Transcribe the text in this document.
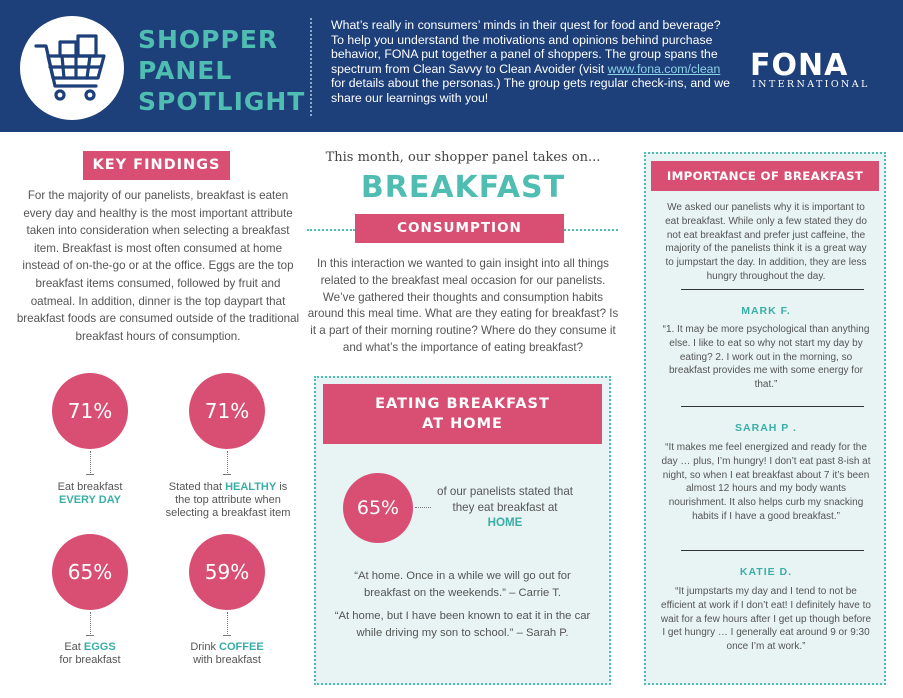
SHOPPER
PANEL
SPOTLIGHT
What’s really in consumers’ minds in their quest for food and beverage? To help you understand the motivations and opinions behind purchase behavior, FONA put together a panel of shoppers. The group spans the spectrum from Clean Savvy to Clean Avoider (visit www.fona.com/clean for details about the personas.) The group gets regular check-ins, and we share our learnings with you!
FONA
INTERNATIONAL
KEY FINDINGS
For the majority of our panelists, breakfast is eaten every day and healthy is the most important attribute taken into consideration when selecting a breakfast item. Breakfast is most often consumed at home instead of on-the-go or at the office. Eggs are the top breakfast items consumed, followed by fruit and oatmeal. In addition, dinner is the top daypart that breakfast foods are consumed outside of the traditional breakfast hours of consumption.
71%
Eat breakfast
EVERY DAY
71%
Stated that HEALTHY is
the top attribute when
selecting a breakfast item
65%
Eat EGGS
for breakfast
59%
Drink COFFEE
with breakfast
This month, our shopper panel takes on...
BREAKFAST
CONSUMPTION
In this interaction we wanted to gain insight into all things related to the breakfast meal occasion for our panelists. We’ve gathered their thoughts and consumption habits around this meal time. What are they eating for breakfast? Is it a part of their morning routine? Where do they consume it and what’s the importance of eating breakfast?
EATING BREAKFAST
AT HOME
65%
of our panelists stated that they eat breakfast at
HOME
“At home. Once in a while we will go out for breakfast on the weekends.” – Carrie T.
“At home, but I have been known to eat it in the car while driving my son to school.” – Sarah P.
IMPORTANCE OF BREAKFAST
We asked our panelists why it is important to eat breakfast. While only a few stated they do not eat breakfast and prefer just caffeine, the majority of the panelists think it is a great way to jumpstart the day. In addition, they are less hungry throughout the day.
MARK F.
“1. It may be more psychological than anything else. I like to eat so why not start my day by eating? 2. I work out in the morning, so breakfast provides me with some energy for that.”
SARAH P .
“It makes me feel energized and ready for the day … plus, I’m hungry! I don’t eat past 8-ish at night, so when I eat breakfast about 7 it’s been almost 12 hours and my body wants nourishment. It also helps curb my snacking habits if I have a good breakfast.”
KATIE D.
“It jumpstarts my day and I tend to not be efficient at work if I don’t eat! I definitely have to wait for a few hours after I get up though before I get hungry … I generally eat around 9 or 9:30 once I’m at work.”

☆ ☆ ☆ ☆ ☆ ☆ ☆

Copy each line of the records that contains the word "important".

For the majority of our panelists, breakfast is eaten every day and healthy is the most important attribute taken into consideration when selecting a breakfast item. Breakfast is most often consumed at home instead of on-the-go or at the office. Eggs are the top breakfast items consumed, followed by fruit and oatmeal. In addition, dinner is the top daypart that breakfast foods are consumed outside of the traditional breakfast hours of consumption.
We asked our panelists why it is important to eat breakfast. While only a few stated they do not eat breakfast and prefer just caffeine, the majority of the panelists think it is a great way to jumpstart the day. In addition, they are less hungry throughout the day.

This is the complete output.